#### [INFORMATION GIVEN]
◆ ◆ ◆ ◆ ◆

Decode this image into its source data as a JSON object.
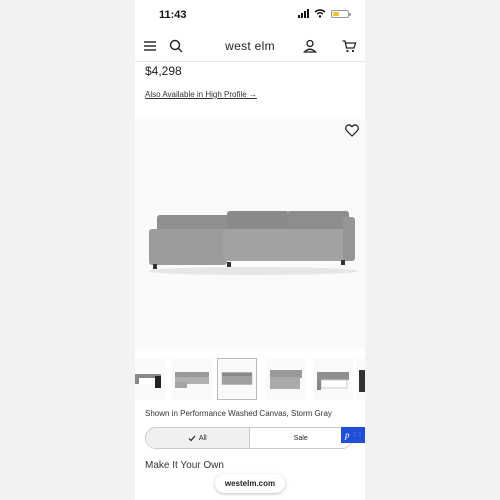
{
  "status_bar": {
    "time": "11:43",
    "battery_level": 0.4,
    "battery_color": "#f4c430"
  },
  "nav": {
    "brand": "west elm",
    "icons": [
      "menu-icon",
      "search-icon",
      "account-icon",
      "cart-icon"
    ]
  },
  "product": {
    "price": "$4,298",
    "profile_link": "Also Available in High Profile →",
    "image_caption": "Shown in Performance Washed Canvas, Storm Gray",
    "favorite_icon": "heart-icon"
  },
  "thumbnails": {
    "selected_index": 2,
    "count": 6
  },
  "filter": {
    "options": [
      {
        "label": "All",
        "selected": true,
        "icon": "check-icon"
      },
      {
        "label": "Sale",
        "selected": false
      }
    ]
  },
  "badge": {
    "letter": "p",
    "color": "#1f4fd6"
  },
  "section": {
    "title": "Make It Your Own"
  },
  "browser": {
    "url": "westelm.com"
  }
}
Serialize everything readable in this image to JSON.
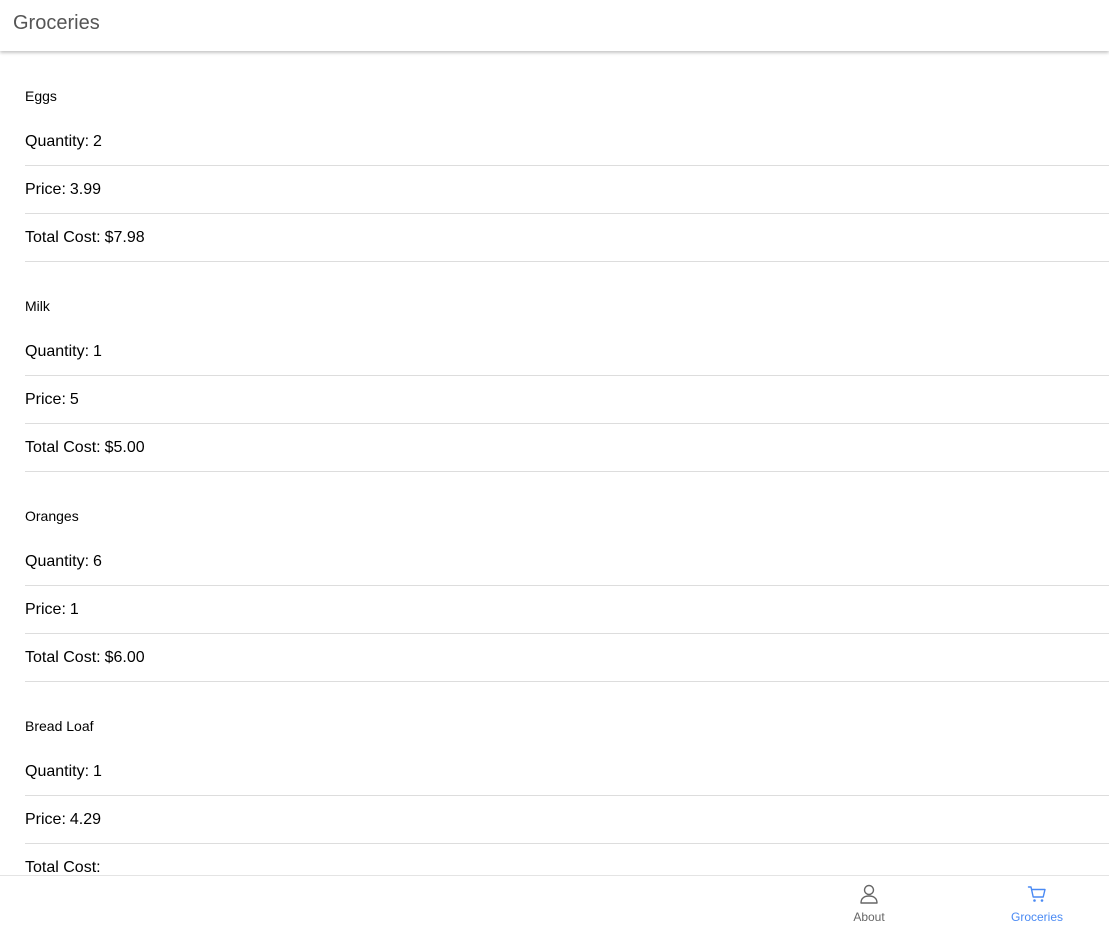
{
  "header": {
    "title": "Groceries"
  },
  "groceries": [
    {
      "name": "Eggs",
      "quantity_label": "Quantity:",
      "quantity": "2",
      "price_label": "Price:",
      "price": "3.99",
      "total_label": "Total Cost:",
      "total": "$7.98"
    },
    {
      "name": "Milk",
      "quantity_label": "Quantity:",
      "quantity": "1",
      "price_label": "Price:",
      "price": "5",
      "total_label": "Total Cost:",
      "total": "$5.00"
    },
    {
      "name": "Oranges",
      "quantity_label": "Quantity:",
      "quantity": "6",
      "price_label": "Price:",
      "price": "1",
      "total_label": "Total Cost:",
      "total": "$6.00"
    },
    {
      "name": "Bread Loaf",
      "quantity_label": "Quantity:",
      "quantity": "1",
      "price_label": "Price:",
      "price": "4.29",
      "total_label": "Total Cost:",
      "total": ""
    }
  ],
  "tabbar": {
    "tabs": [
      {
        "label": "About",
        "icon": "person-icon",
        "active": false,
        "color": "#666666"
      },
      {
        "label": "Groceries",
        "icon": "cart-icon",
        "active": true,
        "color": "#4a8af4"
      }
    ]
  }
}
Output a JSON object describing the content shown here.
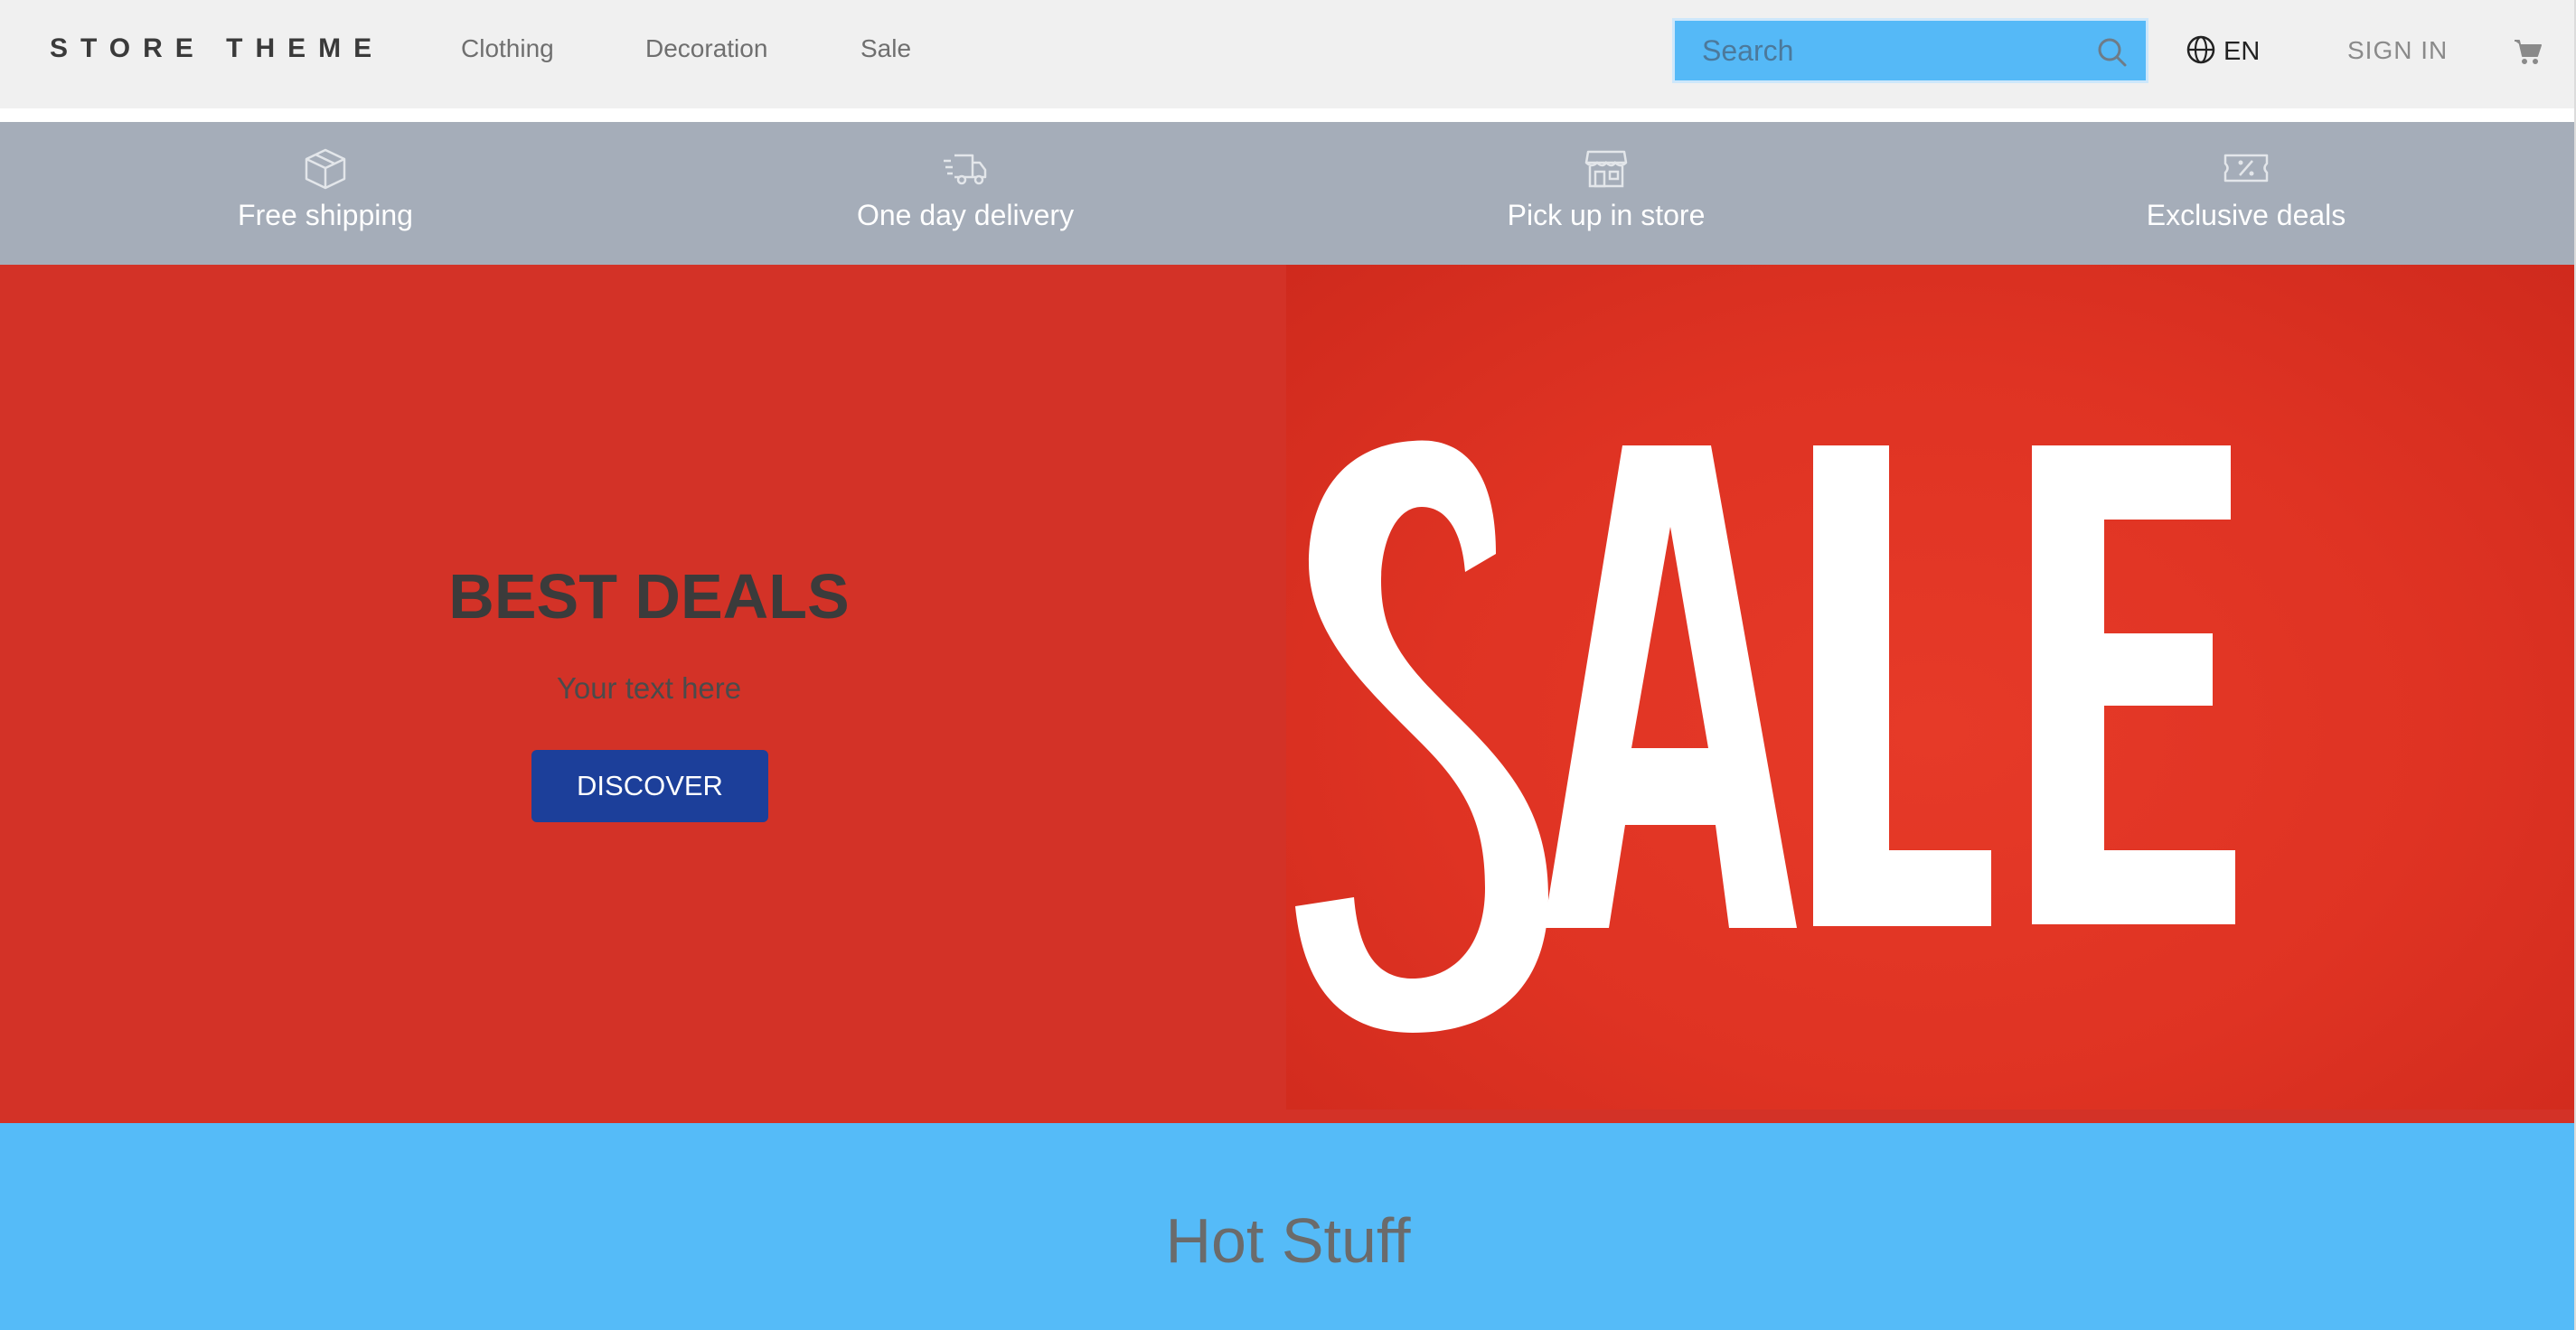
{
  "header": {
    "logo": "STORE THEME",
    "nav": [
      {
        "label": "Clothing"
      },
      {
        "label": "Decoration"
      },
      {
        "label": "Sale"
      }
    ],
    "search": {
      "placeholder": "Search",
      "value": ""
    },
    "language": "EN",
    "sign_in": "SIGN IN",
    "icons": [
      "search-icon",
      "globe-icon",
      "cart-icon"
    ]
  },
  "features": [
    {
      "label": "Free shipping",
      "icon": "box-icon"
    },
    {
      "label": "One day delivery",
      "icon": "delivery-truck-icon"
    },
    {
      "label": "Pick up in store",
      "icon": "store-icon"
    },
    {
      "label": "Exclusive deals",
      "icon": "coupon-icon"
    }
  ],
  "hero": {
    "title": "BEST DEALS",
    "subtitle": "Your text here",
    "button": "DISCOVER",
    "image_text": "SALE"
  },
  "section": {
    "title": "Hot Stuff"
  },
  "colors": {
    "header_bg": "#f0f0f0",
    "features_bg": "#a5adb9",
    "hero_bg": "#d33227",
    "button_bg": "#1c3f9a",
    "search_bg": "#55b9f7",
    "hot_bg": "#55bbf8"
  }
}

◆ ◆ ◆ ◆ ◆

#### [TASK GOAL]
Using the records above, pull out each line where the word "JSON" occurs.

#### [RESULT OF THE TASK]
Decode this image into its source data as a JSON object.
Serialize everything readable in this image to JSON.
Output a JSON object describing the content shown here.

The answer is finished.